Records supplied —
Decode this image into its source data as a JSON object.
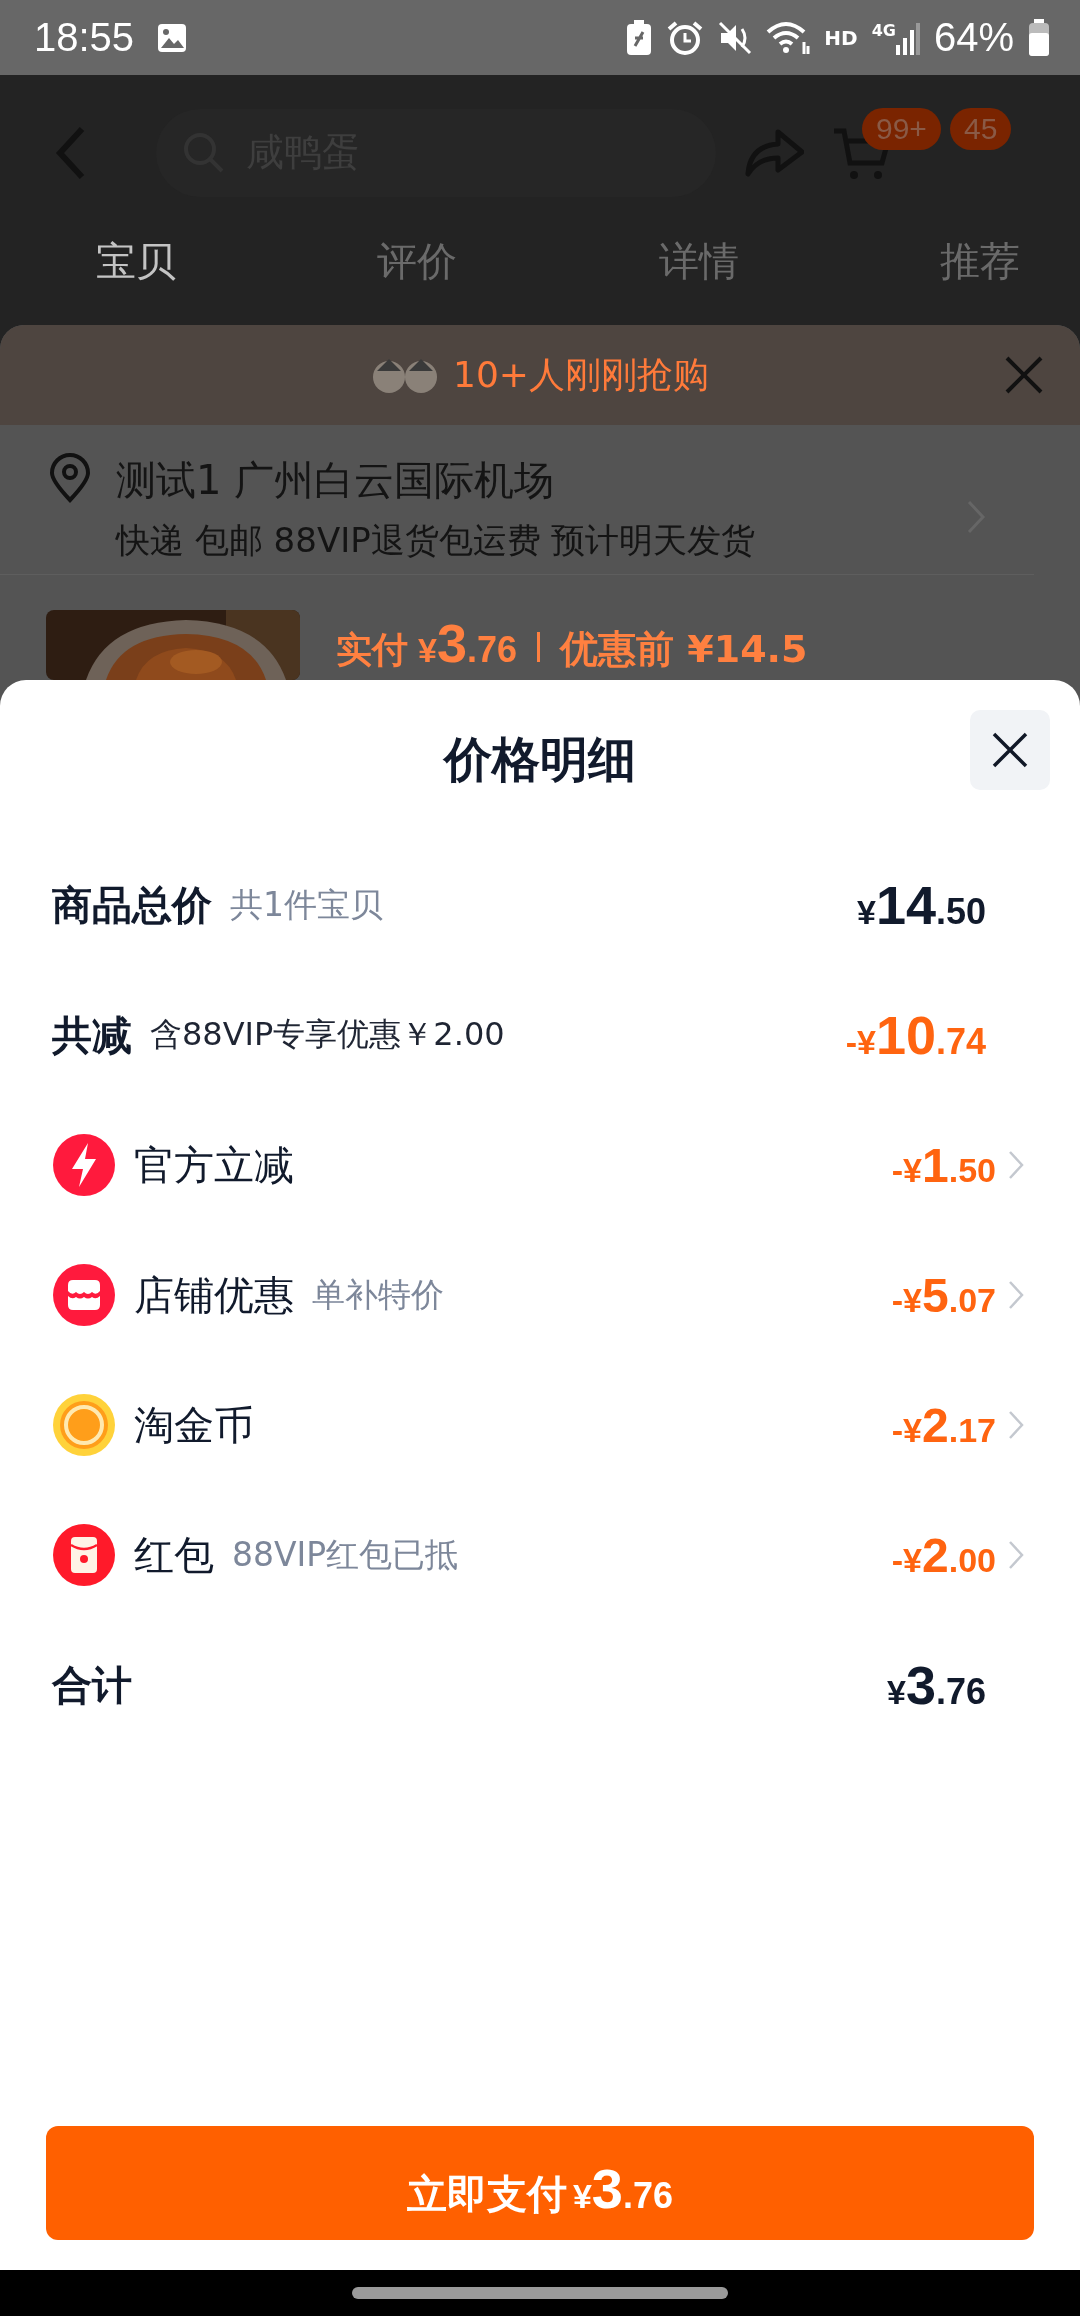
{
  "status_bar": {
    "time": "18:55",
    "hd": "HD",
    "network": "4G",
    "battery": "64%"
  },
  "top_bar": {
    "search": {
      "placeholder": "咸鸭蛋"
    },
    "cart_badge": "99+",
    "message_badge": "45"
  },
  "tabs": [
    {
      "label": "宝贝",
      "selected": true
    },
    {
      "label": "评价",
      "selected": false
    },
    {
      "label": "详情",
      "selected": false
    },
    {
      "label": "推荐",
      "selected": false
    }
  ],
  "banner": {
    "text": "10+人刚刚抢购"
  },
  "address": {
    "name": "测试1 广州白云国际机场",
    "delivery": "快递 包邮 88VIP退货包运费 预计明天发货"
  },
  "product": {
    "paid_label": "实付",
    "paid": {
      "currency": "¥",
      "integer": "3",
      "decimal": ".76"
    },
    "before": "优惠前 ¥14.5"
  },
  "sheet": {
    "title": "价格明细",
    "rows": [
      {
        "kind": "header",
        "label": "商品总价",
        "note": "共1件宝贝",
        "amount": {
          "currency": "¥",
          "integer": "14",
          "decimal": ".50"
        }
      },
      {
        "kind": "discount",
        "label": "共减",
        "note": "含88VIP专享优惠￥2.00",
        "amount": {
          "currency": "-¥",
          "integer": "10",
          "decimal": ".74"
        }
      },
      {
        "kind": "official",
        "label": "官方立减",
        "amount": {
          "currency": "-¥",
          "integer": "1",
          "decimal": ".50"
        }
      },
      {
        "kind": "shop",
        "label": "店铺优惠",
        "note": "单补特价",
        "amount": {
          "currency": "-¥",
          "integer": "5",
          "decimal": ".07"
        }
      },
      {
        "kind": "coins",
        "label": "淘金币",
        "amount": {
          "currency": "-¥",
          "integer": "2",
          "decimal": ".17"
        }
      },
      {
        "kind": "packet",
        "label": "红包",
        "note": "88VIP红包已抵",
        "amount": {
          "currency": "-¥",
          "integer": "2",
          "decimal": ".00"
        }
      },
      {
        "kind": "header",
        "label": "合计",
        "amount": {
          "currency": "¥",
          "integer": "3",
          "decimal": ".76"
        }
      }
    ],
    "pay_button": {
      "label": "立即支付",
      "amount": {
        "currency": "¥",
        "integer": "3",
        "decimal": ".76"
      }
    }
  }
}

Aim —
Copy each line above precisely, dropping the pictures.

Solution to this exercise —
Decode this image into its source data as a JSON object.
{
  "status_bar": {
    "time": "18:55",
    "hd": "HD",
    "network": "4G",
    "battery": "64%"
  },
  "top_bar": {
    "search": {
      "placeholder": "咸鸭蛋"
    },
    "cart_badge": "99+",
    "message_badge": "45"
  },
  "tabs": [
    {
      "label": "宝贝",
      "selected": true
    },
    {
      "label": "评价",
      "selected": false
    },
    {
      "label": "详情",
      "selected": false
    },
    {
      "label": "推荐",
      "selected": false
    }
  ],
  "banner": {
    "text": "10+人刚刚抢购"
  },
  "address": {
    "name": "测试1 广州白云国际机场",
    "delivery": "快递 包邮 88VIP退货包运费 预计明天发货"
  },
  "product": {
    "paid_label": "实付",
    "paid": {
      "currency": "¥",
      "integer": "3",
      "decimal": ".76"
    },
    "before": "优惠前 ¥14.5"
  },
  "sheet": {
    "title": "价格明细",
    "rows": [
      {
        "kind": "header",
        "label": "商品总价",
        "note": "共1件宝贝",
        "amount": {
          "currency": "¥",
          "integer": "14",
          "decimal": ".50"
        }
      },
      {
        "kind": "discount",
        "label": "共减",
        "note": "含88VIP专享优惠￥2.00",
        "amount": {
          "currency": "-¥",
          "integer": "10",
          "decimal": ".74"
        }
      },
      {
        "kind": "official",
        "label": "官方立减",
        "amount": {
          "currency": "-¥",
          "integer": "1",
          "decimal": ".50"
        }
      },
      {
        "kind": "shop",
        "label": "店铺优惠",
        "note": "单补特价",
        "amount": {
          "currency": "-¥",
          "integer": "5",
          "decimal": ".07"
        }
      },
      {
        "kind": "coins",
        "label": "淘金币",
        "amount": {
          "currency": "-¥",
          "integer": "2",
          "decimal": ".17"
        }
      },
      {
        "kind": "packet",
        "label": "红包",
        "note": "88VIP红包已抵",
        "amount": {
          "currency": "-¥",
          "integer": "2",
          "decimal": ".00"
        }
      },
      {
        "kind": "header",
        "label": "合计",
        "amount": {
          "currency": "¥",
          "integer": "3",
          "decimal": ".76"
        }
      }
    ],
    "pay_button": {
      "label": "立即支付",
      "amount": {
        "currency": "¥",
        "integer": "3",
        "decimal": ".76"
      }
    }
  }
}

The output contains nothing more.